DIRECTIONS: Pick out every line with the word "this" and copy it.

[Saved entries]
******************************

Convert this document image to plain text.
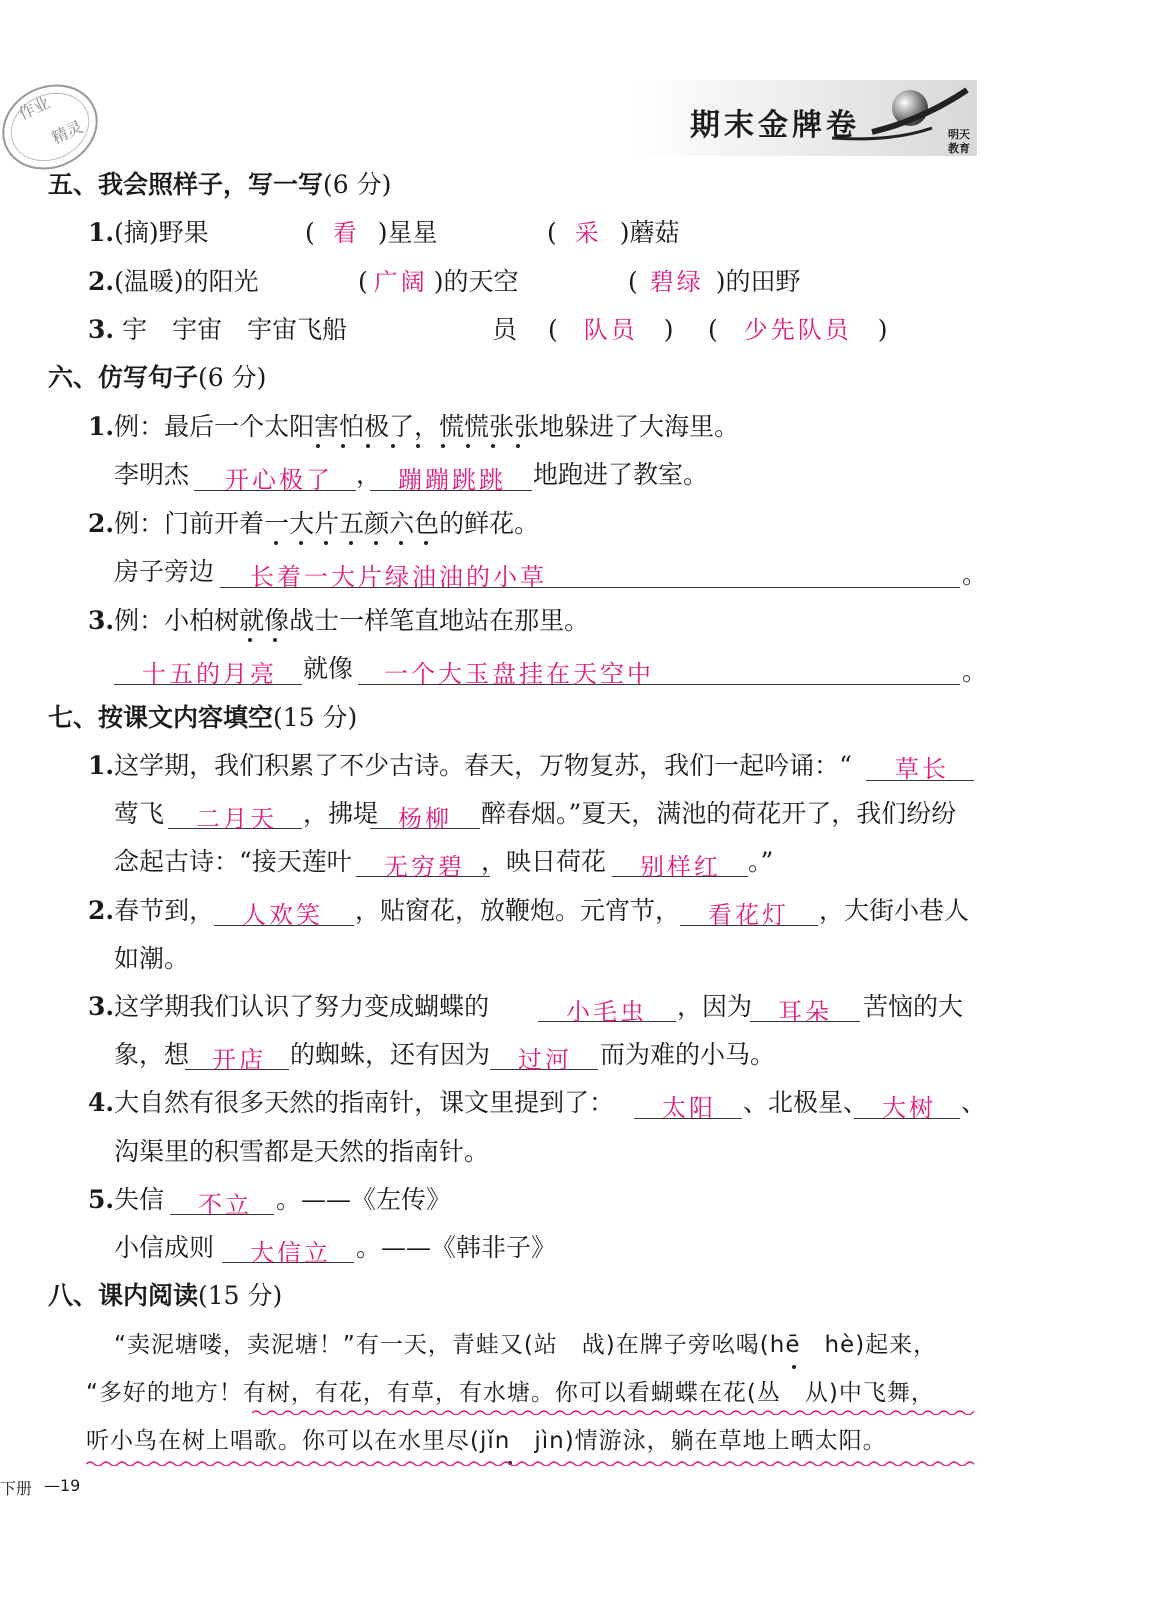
作业
精灵	期末金牌卷	明天
教育
五、我会照样子，写一写(6 分)
1.(摘)野果	( 看 )星星	( 采 )蘑菇
2.(温暖)的阳光	( 广阔 )的天空	( 碧绿 )的田野
3. 宇　宇宙　宇宙飞船	员 ( 队员 ) ( 少先队员 )
六、仿写句子(6 分)
1.例：最后一个太阳害怕极了，慌慌张张地躲进了大海里。
李明杰 开心极了 ， 蹦蹦跳跳 地跑进了教室。
2.例：门前开着一大片五颜六色的鲜花。
房子旁边 长着一大片绿油油的小草	。
3.例：小柏树就像战士一样笔直地站在那里。
十五的月亮 就像 一个大玉盘挂在天空中	。
七、按课文内容填空(15 分)
1.这学期，我们积累了不少古诗。春天，万物复苏，我们一起吟诵：“ 草长
莺飞 二月天 ，拂堤 杨柳 醉春烟。”夏天，满池的荷花开了，我们纷纷
念起古诗：“接天莲叶 无穷碧 ，映日荷花 别样红 。”
2.春节到， 人欢笑 ，贴窗花，放鞭炮。元宵节， 看花灯 ，大街小巷人
如潮。
3.这学期我们认识了努力变成蝴蝶的	小毛虫 ，因为 耳朵 苦恼的大
象，想 开店 的蜘蛛，还有因为 过河 而为难的小马。
4.大自然有很多天然的指南针，课文里提到了： 太阳 、北极星、 大树 、
沟渠里的积雪都是天然的指南针。
5.失信 不立 。——《左传》
小信成则 大信立 。——《韩非子》
八、课内阅读(15 分)
“卖泥塘喽，卖泥塘！”有一天，青蛙又(站　战)在牌子旁吆喝(hē　hè)起来，
“多好的地方！有树，有花，有草，有水塘。你可以看蝴蝶在花(丛　从)中飞舞，
听小鸟在树上唱歌。你可以在水里尽(jǐn　jìn)情游泳，躺在草地上晒太阳。
下册 —19
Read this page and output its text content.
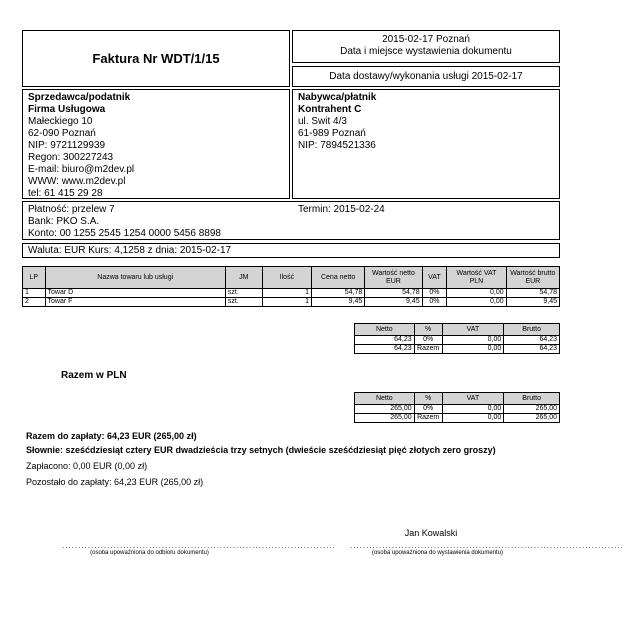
Faktura Nr WDT/1/15
2015-02-17 Poznań
Data i miejsce wystawienia dokumentu
Data dostawy/wykonania usługi 2015-02-17
Sprzedawca/podatnik
Firma Usługowa
Małeckiego 10
62-090 Poznań
NIP: 9721129939
Regon: 300227243
E-mail: biuro@m2dev.pl
WWW: www.m2dev.pl
tel: 61 415 29 28
Nabywca/płatnik
Kontrahent C
ul. Swit 4/3
61-989 Poznań
NIP: 7894521336
Płatność: przelew 7	Termin: 2015-02-24
Bank: PKO S.A.
Konto: 00 1255 2545 1254 0000 5456 8898
Waluta: EUR Kurs: 4,1258 z dnia: 2015-02-17
LP	Nazwa towaru lub usługi	JM	Ilość	Cena netto	Wartość netto EUR	VAT	Wartość VAT PLN	Wartość brutto EUR
1	Towar D	szt.	1	54,78	54,78	0%	0,00	54,78
2	Towar F	szt.	1	9,45	9,45	0%	0,00	9,45
Netto	%	VAT	Brutto
64,23	0%	0,00	64,23
64,23	Razem	0,00	64,23
Razem w PLN
Netto	%	VAT	Brutto
265,00	0%	0,00	265,00
265,00	Razem	0,00	265,00
Razem do zapłaty: 64,23 EUR (265,00 zł)
Słownie: sześćdziesiąt cztery EUR dwadzieścia trzy setnych (dwieście sześćdziesiąt pięć złotych zero groszy)
Zapłacono: 0,00 EUR (0,00 zł)
Pozostało do zapłaty: 64,23 EUR (265,00 zł)
Jan Kowalski
.....................................................................................
(osoba upoważniona do odbioru dokumentu)
.....................................................................................
(osoba upoważniona do wystawienia dokumentu)
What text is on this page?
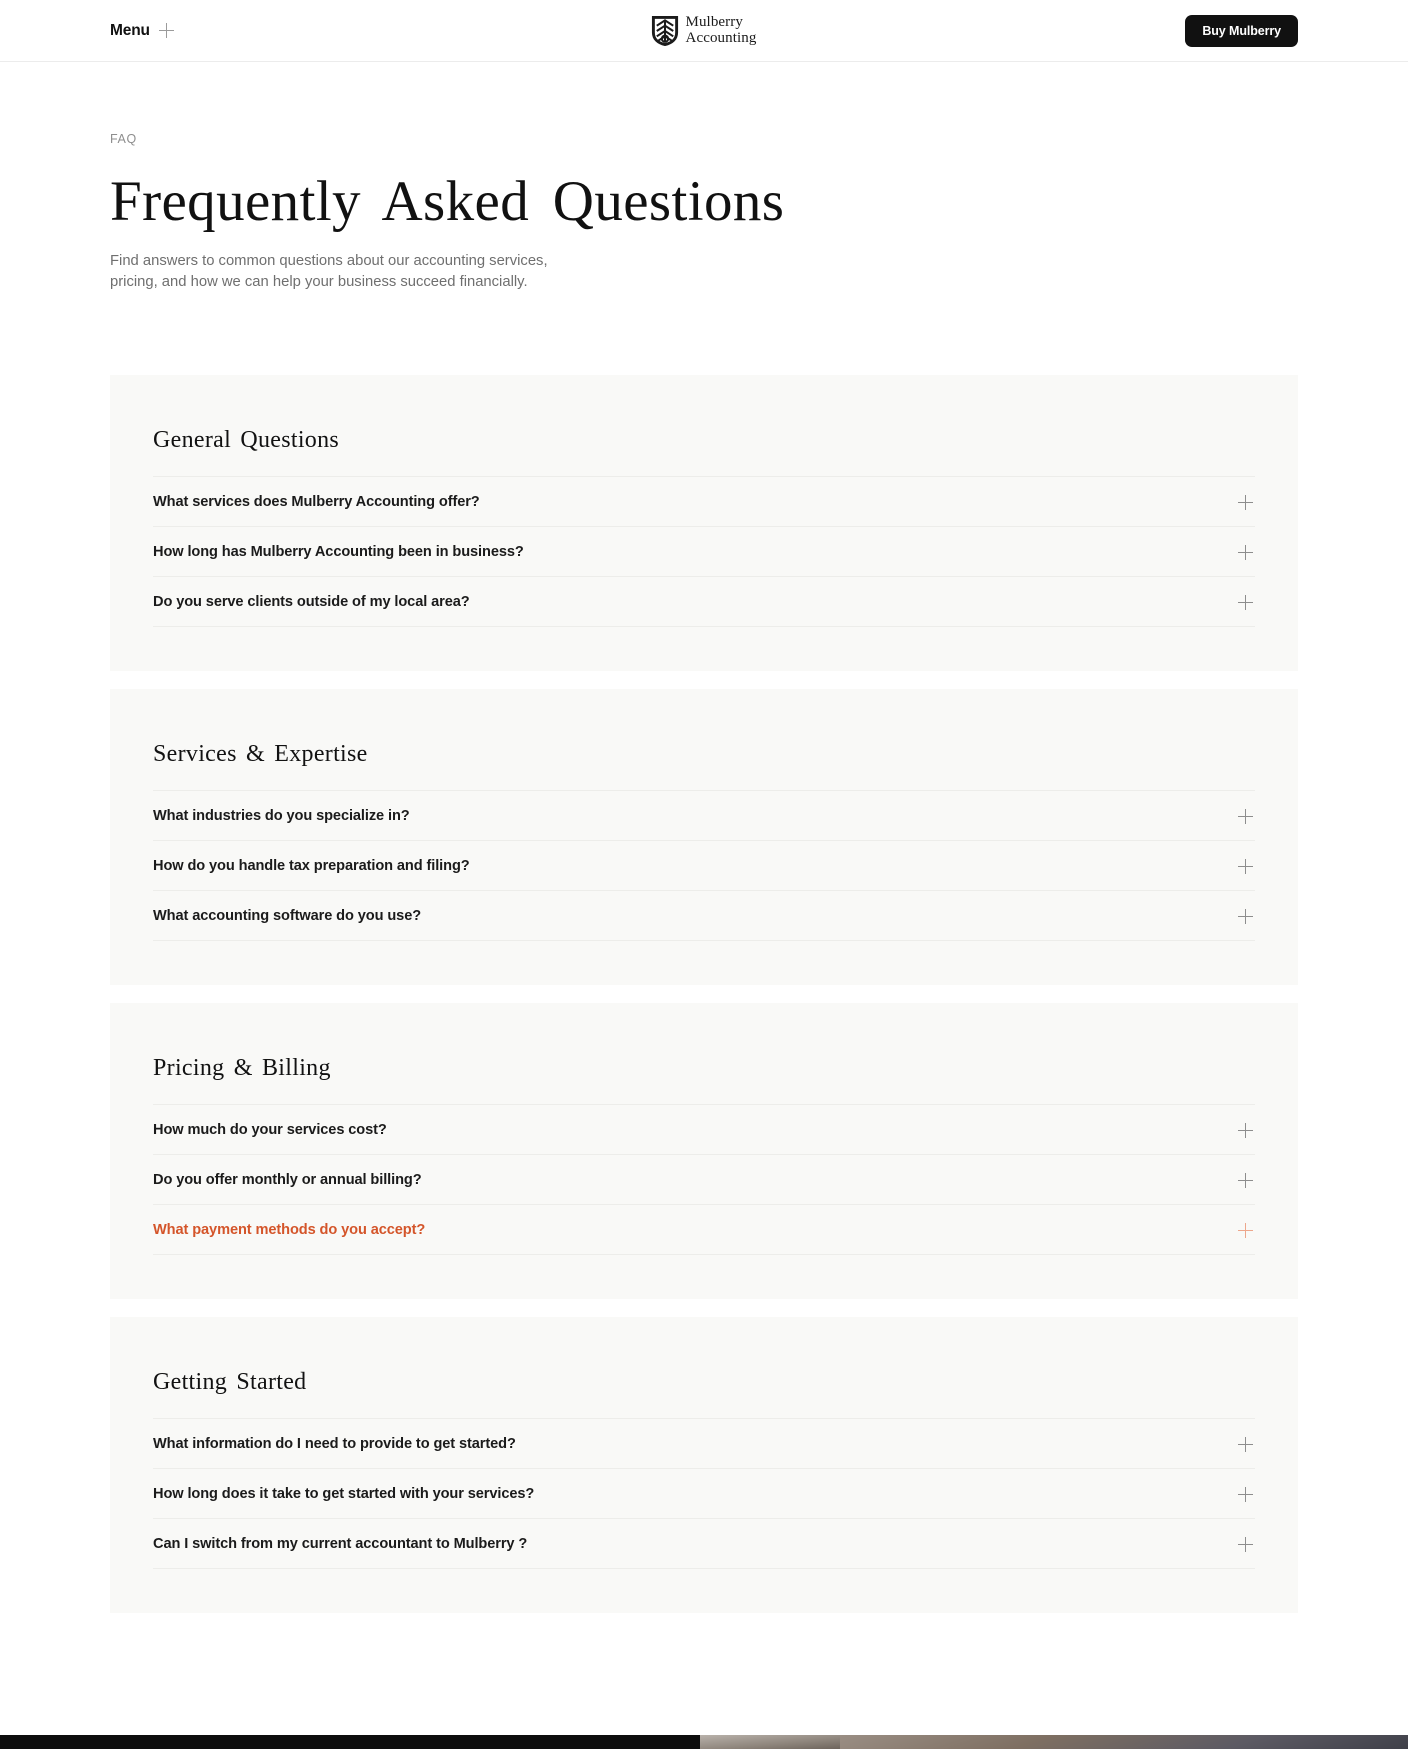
Menu	Mulberry
Accounting	Buy Mulberry
FAQ
Frequently Asked Questions

Find answers to common questions about our accounting services, pricing, and how we can help your business succeed financially.

General Questions
What services does Mulberry Accounting offer?
How long has Mulberry Accounting been in business?
Do you serve clients outside of my local area?
Services & Expertise
What industries do you specialize in?
How do you handle tax preparation and filing?
What accounting software do you use?
Pricing & Billing
How much do your services cost?
Do you offer monthly or annual billing?
What payment methods do you accept?
Getting Started
What information do I need to provide to get started?
How long does it take to get started with your services?
Can I switch from my current accountant to Mulberry ?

******************************

EXERCISE RESULT:
Convert this document image to plain text.
Read this page and output its text content.
What text is on this page?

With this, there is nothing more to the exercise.